Stored data:
——————

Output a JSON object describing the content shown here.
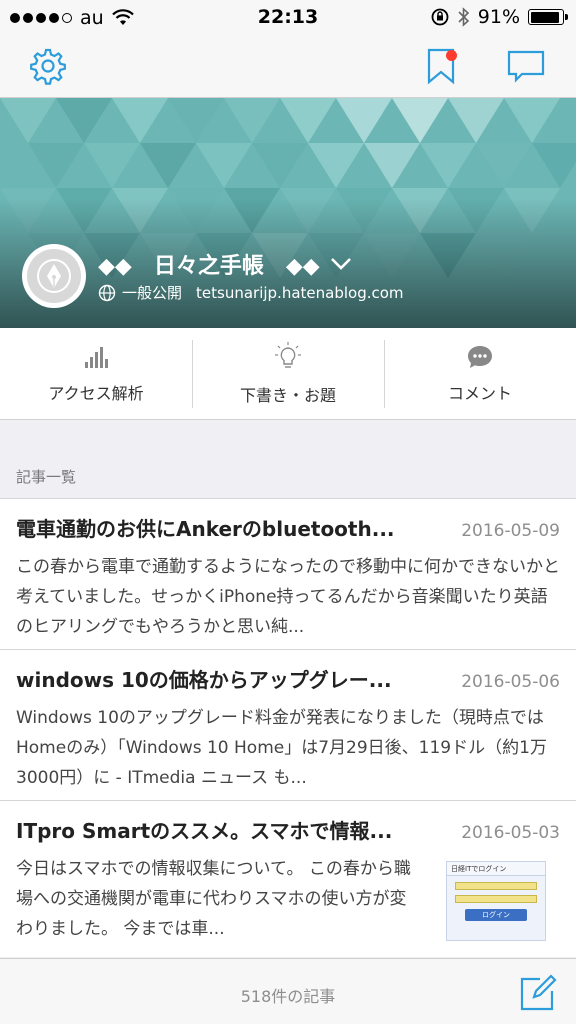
{
  "status_bar": {
    "carrier": "au",
    "time": "22:13",
    "battery": "91%",
    "battery_level": 0.91
  },
  "nav": {
    "settings_icon": "gear-icon",
    "bookmark_icon": "bookmark-icon",
    "comment_icon": "comment-icon"
  },
  "blog": {
    "title": "◆◆　日々之手帳　◆◆",
    "visibility": "一般公開",
    "url": "tetsunarijp.hatenablog.com",
    "colors": {
      "accent": "#2d9cdb",
      "banner": "#6cb7b6"
    }
  },
  "actions": [
    {
      "label": "アクセス解析",
      "icon": "bar-chart-icon"
    },
    {
      "label": "下書き・お題",
      "icon": "lightbulb-icon"
    },
    {
      "label": "コメント",
      "icon": "speech-bubble-icon"
    }
  ],
  "section_title": "記事一覧",
  "entries": [
    {
      "title": "電車通勤のお供にAnkerのbluetooth...",
      "date": "2016-05-09",
      "excerpt": "この春から電車で通勤するようになったので移動中に何かできないかと考えていました。せっかくiPhone持ってるんだから音楽聞いたり英語のヒアリングでもやろうかと思い純..."
    },
    {
      "title": "windows 10の価格からアップグレー...",
      "date": "2016-05-06",
      "excerpt": "Windows 10のアップグレード料金が発表になりました（現時点ではHomeのみ）「Windows 10 Home」は7月29日後、119ドル（約1万3000円）に - ITmedia ニュース も..."
    },
    {
      "title": "ITpro Smartのススメ。スマホで情報...",
      "date": "2016-05-03",
      "excerpt": "今日はスマホでの情報収集について。 この春から職場への交通機関が電車に代わりスマホの使い方が変わりました。 今までは車...",
      "thumb": {
        "heading": "日経ITでログイン",
        "button": "ログイン"
      }
    }
  ],
  "footer": {
    "count": "518件の記事",
    "compose_icon": "compose-icon"
  }
}
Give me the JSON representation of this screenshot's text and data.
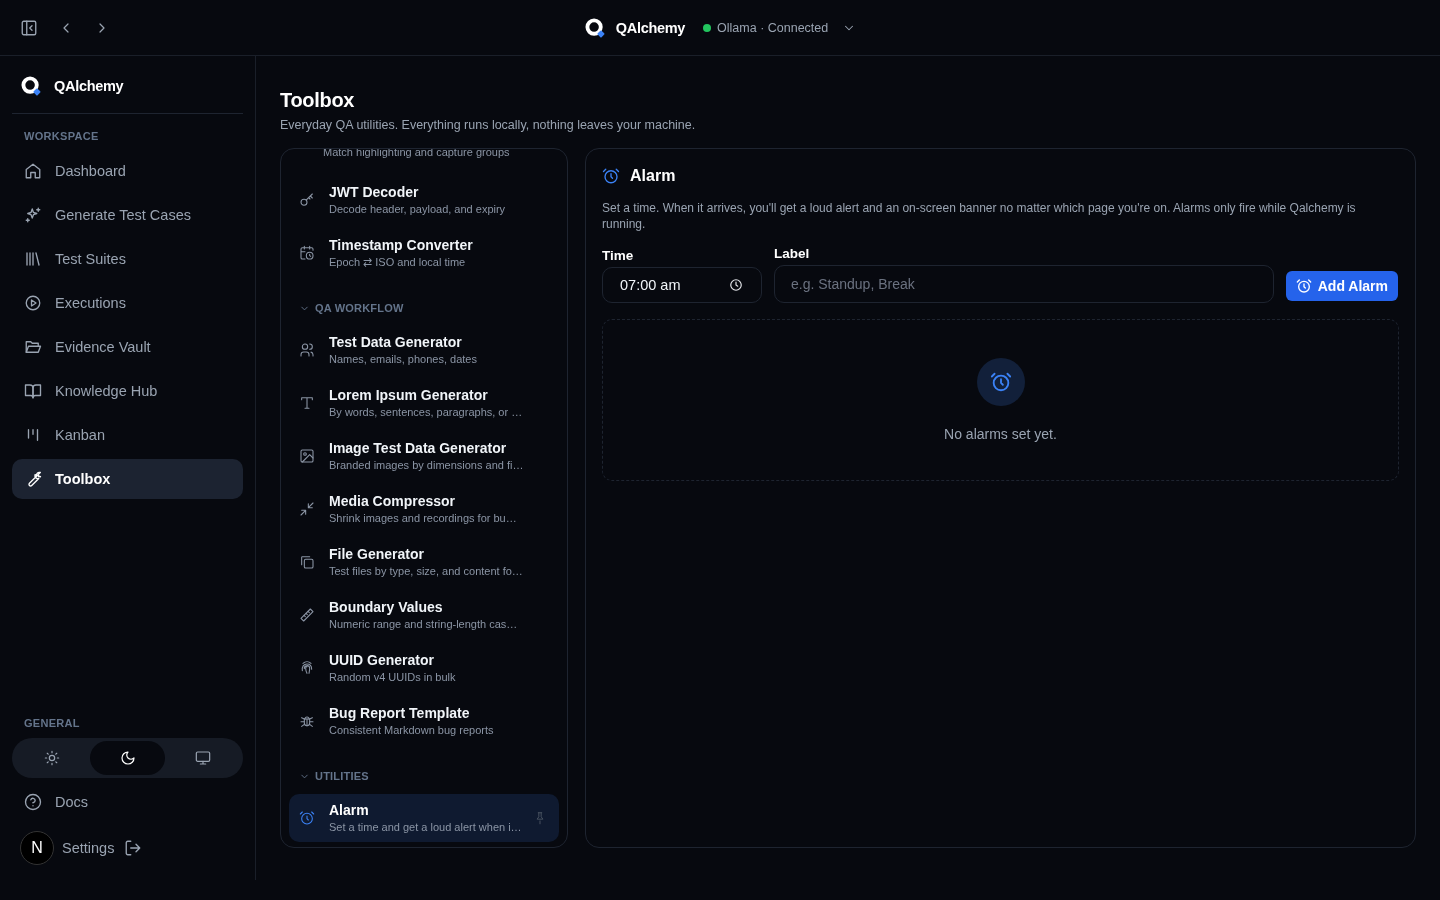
{
  "topbar": {
    "brand": "QAlchemy",
    "status": "Ollama · Connected"
  },
  "sidebar": {
    "brand": "QAlchemy",
    "workspace": {
      "title": "WORKSPACE",
      "items": [
        {
          "label": "Dashboard",
          "selected": false
        },
        {
          "label": "Generate Test Cases",
          "selected": false
        },
        {
          "label": "Test Suites",
          "selected": false
        },
        {
          "label": "Executions",
          "selected": false
        },
        {
          "label": "Evidence Vault",
          "selected": false
        },
        {
          "label": "Knowledge Hub",
          "selected": false
        },
        {
          "label": "Kanban",
          "selected": false
        },
        {
          "label": "Toolbox",
          "selected": true
        }
      ]
    },
    "general": {
      "title": "GENERAL",
      "themes": [
        {
          "selected": false
        },
        {
          "selected": true
        },
        {
          "selected": false
        }
      ],
      "items": [
        {
          "label": "Docs"
        },
        {
          "label": "Settings"
        }
      ],
      "avatar": "N"
    }
  },
  "page": {
    "title": "Toolbox",
    "subtitle": "Everyday QA utilities. Everything runs locally, nothing leaves your machine."
  },
  "tools": {
    "partial_description": "Match highlighting and capture groups",
    "groups": [
      {
        "items": [
          {
            "name": "JWT Decoder",
            "description": "Decode header, payload, and expiry",
            "selected": false
          },
          {
            "name": "Timestamp Converter",
            "description": "Epoch ⇄ ISO and local time",
            "selected": false
          }
        ]
      },
      {
        "title": "QA WORKFLOW",
        "expanded": true,
        "items": [
          {
            "name": "Test Data Generator",
            "description": "Names, emails, phones, dates",
            "selected": false
          },
          {
            "name": "Lorem Ipsum Generator",
            "description": "By words, sentences, paragraphs, or …",
            "selected": false
          },
          {
            "name": "Image Test Data Generator",
            "description": "Branded images by dimensions and fi…",
            "selected": false
          },
          {
            "name": "Media Compressor",
            "description": "Shrink images and recordings for bu…",
            "selected": false
          },
          {
            "name": "File Generator",
            "description": "Test files by type, size, and content fo…",
            "selected": false
          },
          {
            "name": "Boundary Values",
            "description": "Numeric range and string-length cas…",
            "selected": false
          },
          {
            "name": "UUID Generator",
            "description": "Random v4 UUIDs in bulk",
            "selected": false
          },
          {
            "name": "Bug Report Template",
            "description": "Consistent Markdown bug reports",
            "selected": false
          }
        ]
      },
      {
        "title": "UTILITIES",
        "expanded": true,
        "items": [
          {
            "name": "Alarm",
            "description": "Set a time and get a loud alert when i…",
            "selected": true
          }
        ]
      }
    ]
  },
  "alarm": {
    "title": "Alarm",
    "description": "Set a time. When it arrives, you'll get a loud alert and an on-screen banner no matter which page you're on. Alarms only fire while Qalchemy is running.",
    "time_label": "Time",
    "time_value": "07:00 am",
    "label_label": "Label",
    "label_placeholder": "e.g. Standup, Break",
    "button": "Add Alarm",
    "empty": "No alarms set yet."
  }
}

——————

#### [WHAT YOU SHOULD DO]
Leave out the pictures and copy the rest of the material above exactly.

#### [CORRECT RESULT]
Output a JSON object describing the content shown here.
{
  "status_bar": {
    "carrier": "au",
    "time": "22:13",
    "battery": "91%",
    "battery_level": 0.91
  },
  "nav": {
    "settings_icon": "gear-icon",
    "bookmark_icon": "bookmark-icon",
    "comment_icon": "comment-icon"
  },
  "blog": {
    "title": "◆◆　日々之手帳　◆◆",
    "visibility": "一般公開",
    "url": "tetsunarijp.hatenablog.com",
    "colors": {
      "accent": "#2d9cdb",
      "banner": "#6cb7b6"
    }
  },
  "actions": [
    {
      "label": "アクセス解析",
      "icon": "bar-chart-icon"
    },
    {
      "label": "下書き・お題",
      "icon": "lightbulb-icon"
    },
    {
      "label": "コメント",
      "icon": "speech-bubble-icon"
    }
  ],
  "section_title": "記事一覧",
  "entries": [
    {
      "title": "電車通勤のお供にAnkerのbluetooth...",
      "date": "2016-05-09",
      "excerpt": "この春から電車で通勤するようになったので移動中に何かできないかと考えていました。せっかくiPhone持ってるんだから音楽聞いたり英語のヒアリングでもやろうかと思い純..."
    },
    {
      "title": "windows 10の価格からアップグレー...",
      "date": "2016-05-06",
      "excerpt": "Windows 10のアップグレード料金が発表になりました（現時点ではHomeのみ）「Windows 10 Home」は7月29日後、119ドル（約1万3000円）に - ITmedia ニュース も..."
    },
    {
      "title": "ITpro Smartのススメ。スマホで情報...",
      "date": "2016-05-03",
      "excerpt": "今日はスマホでの情報収集について。 この春から職場への交通機関が電車に代わりスマホの使い方が変わりました。 今までは車...",
      "thumb": {
        "heading": "日経ITでログイン",
        "button": "ログイン"
      }
    }
  ],
  "footer": {
    "count": "518件の記事",
    "compose_icon": "compose-icon"
  }
}
Give me the JSON representation of this screenshot's text and data.
{
  "topbar": {
    "brand": "QAlchemy",
    "status": "Ollama · Connected"
  },
  "sidebar": {
    "brand": "QAlchemy",
    "workspace": {
      "title": "WORKSPACE",
      "items": [
        {
          "label": "Dashboard",
          "selected": false
        },
        {
          "label": "Generate Test Cases",
          "selected": false
        },
        {
          "label": "Test Suites",
          "selected": false
        },
        {
          "label": "Executions",
          "selected": false
        },
        {
          "label": "Evidence Vault",
          "selected": false
        },
        {
          "label": "Knowledge Hub",
          "selected": false
        },
        {
          "label": "Kanban",
          "selected": false
        },
        {
          "label": "Toolbox",
          "selected": true
        }
      ]
    },
    "general": {
      "title": "GENERAL",
      "themes": [
        {
          "selected": false
        },
        {
          "selected": true
        },
        {
          "selected": false
        }
      ],
      "items": [
        {
          "label": "Docs"
        },
        {
          "label": "Settings"
        }
      ],
      "avatar": "N"
    }
  },
  "page": {
    "title": "Toolbox",
    "subtitle": "Everyday QA utilities. Everything runs locally, nothing leaves your machine."
  },
  "tools": {
    "partial_description": "Match highlighting and capture groups",
    "groups": [
      {
        "items": [
          {
            "name": "JWT Decoder",
            "description": "Decode header, payload, and expiry",
            "selected": false
          },
          {
            "name": "Timestamp Converter",
            "description": "Epoch ⇄ ISO and local time",
            "selected": false
          }
        ]
      },
      {
        "title": "QA WORKFLOW",
        "expanded": true,
        "items": [
          {
            "name": "Test Data Generator",
            "description": "Names, emails, phones, dates",
            "selected": false
          },
          {
            "name": "Lorem Ipsum Generator",
            "description": "By words, sentences, paragraphs, or …",
            "selected": false
          },
          {
            "name": "Image Test Data Generator",
            "description": "Branded images by dimensions and fi…",
            "selected": false
          },
          {
            "name": "Media Compressor",
            "description": "Shrink images and recordings for bu…",
            "selected": false
          },
          {
            "name": "File Generator",
            "description": "Test files by type, size, and content fo…",
            "selected": false
          },
          {
            "name": "Boundary Values",
            "description": "Numeric range and string-length cas…",
            "selected": false
          },
          {
            "name": "UUID Generator",
            "description": "Random v4 UUIDs in bulk",
            "selected": false
          },
          {
            "name": "Bug Report Template",
            "description": "Consistent Markdown bug reports",
            "selected": false
          }
        ]
      },
      {
        "title": "UTILITIES",
        "expanded": true,
        "items": [
          {
            "name": "Alarm",
            "description": "Set a time and get a loud alert when i…",
            "selected": true
          }
        ]
      }
    ]
  },
  "alarm": {
    "title": "Alarm",
    "description": "Set a time. When it arrives, you'll get a loud alert and an on-screen banner no matter which page you're on. Alarms only fire while Qalchemy is running.",
    "time_label": "Time",
    "time_value": "07:00 am",
    "label_label": "Label",
    "label_placeholder": "e.g. Standup, Break",
    "button": "Add Alarm",
    "empty": "No alarms set yet."
  }
}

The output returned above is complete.